• [Task to complete]: Pick out each line containing the string "color" and copy it.

(Dataset entries on figures)
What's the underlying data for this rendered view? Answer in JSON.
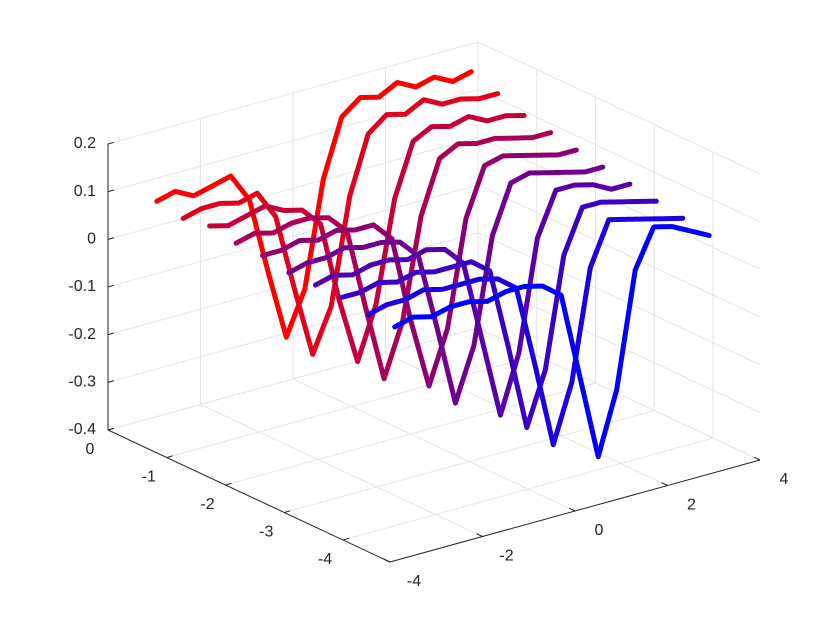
{
  "chart_data": {
    "type": "line3d",
    "xlim": [
      -4,
      4
    ],
    "ylim": [
      -4.8,
      0
    ],
    "zlim": [
      -0.4,
      0.2
    ],
    "xticks": [
      -4,
      -2,
      0,
      2,
      4
    ],
    "yticks": [
      -4,
      -3,
      -2,
      -1,
      0
    ],
    "zticks": [
      -0.4,
      -0.3,
      -0.2,
      -0.1,
      0,
      0.1,
      0.2
    ],
    "grid": true,
    "x": [
      -3.2,
      -2.8,
      -2.4,
      -2,
      -1.6,
      -1.2,
      -0.8,
      -0.4,
      0,
      0.4,
      0.8,
      1.2,
      1.6,
      2,
      2.4,
      2.8,
      3.2,
      3.6
    ],
    "series": [
      {
        "color": "#ff0000",
        "y": -0.2,
        "values": [
          0.07,
          0.08,
          0.06,
          0.07,
          0.08,
          0.02,
          -0.14,
          -0.29,
          -0.2,
          0.02,
          0.14,
          0.17,
          0.16,
          0.18,
          0.16,
          0.17,
          0.15,
          0.16
        ]
      },
      {
        "color": "#e3001c",
        "y": -0.65,
        "values": [
          0.06,
          0.07,
          0.07,
          0.06,
          0.07,
          0.01,
          -0.15,
          -0.3,
          -0.21,
          0.01,
          0.13,
          0.16,
          0.15,
          0.17,
          0.15,
          0.15,
          0.14,
          0.14
        ]
      },
      {
        "color": "#c60039",
        "y": -1.1,
        "values": [
          0.07,
          0.06,
          0.07,
          0.08,
          0.06,
          0.05,
          0.01,
          -0.16,
          -0.3,
          -0.19,
          0.02,
          0.13,
          0.15,
          0.14,
          0.15,
          0.13,
          0.13,
          0.12
        ]
      },
      {
        "color": "#aa0055",
        "y": -1.55,
        "values": [
          0.06,
          0.07,
          0.06,
          0.07,
          0.07,
          0.06,
          0.02,
          -0.15,
          -0.31,
          -0.2,
          0.01,
          0.12,
          0.14,
          0.13,
          0.13,
          0.12,
          0.11,
          0.11
        ]
      },
      {
        "color": "#8e0071",
        "y": -2.0,
        "values": [
          0.06,
          0.06,
          0.07,
          0.06,
          0.07,
          0.06,
          0.06,
          0.02,
          -0.16,
          -0.31,
          -0.2,
          0.02,
          0.12,
          0.13,
          0.12,
          0.11,
          0.1,
          0.1
        ]
      },
      {
        "color": "#71008e",
        "y": -2.45,
        "values": [
          0.05,
          0.06,
          0.06,
          0.07,
          0.06,
          0.06,
          0.05,
          0.01,
          -0.15,
          -0.32,
          -0.21,
          0.01,
          0.11,
          0.12,
          0.11,
          0.1,
          0.09,
          0.09
        ]
      },
      {
        "color": "#5500aa",
        "y": -2.9,
        "values": [
          0.05,
          0.06,
          0.05,
          0.06,
          0.06,
          0.05,
          0.06,
          0.05,
          0.01,
          -0.16,
          -0.33,
          -0.21,
          0.02,
          0.11,
          0.11,
          0.1,
          0.08,
          0.08
        ]
      },
      {
        "color": "#3900c6",
        "y": -3.35,
        "values": [
          0.05,
          0.05,
          0.06,
          0.05,
          0.06,
          0.05,
          0.05,
          0.05,
          0.02,
          -0.15,
          -0.33,
          -0.22,
          0.01,
          0.1,
          0.1,
          0.09,
          0.08,
          0.07
        ]
      },
      {
        "color": "#1c00e3",
        "y": -3.8,
        "values": [
          0.04,
          0.05,
          0.05,
          0.06,
          0.05,
          0.05,
          0.05,
          0.04,
          0.01,
          -0.16,
          -0.34,
          -0.22,
          0.01,
          0.1,
          0.09,
          0.08,
          0.07,
          0.06
        ]
      },
      {
        "color": "#0000ff",
        "y": -4.25,
        "values": [
          0.04,
          0.05,
          0.04,
          0.05,
          0.05,
          0.04,
          0.05,
          0.05,
          0.04,
          0.01,
          -0.17,
          -0.35,
          -0.22,
          0.02,
          0.1,
          0.09,
          0.07,
          0.05
        ]
      }
    ]
  }
}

• [Solved problem]:
        "color": "#ff0000",
        "color": "#e3001c",
        "color": "#c60039",
        "color": "#aa0055",
        "color": "#8e0071",
        "color": "#71008e",
        "color": "#5500aa",
        "color": "#3900c6",
        "color": "#1c00e3",
        "color": "#0000ff",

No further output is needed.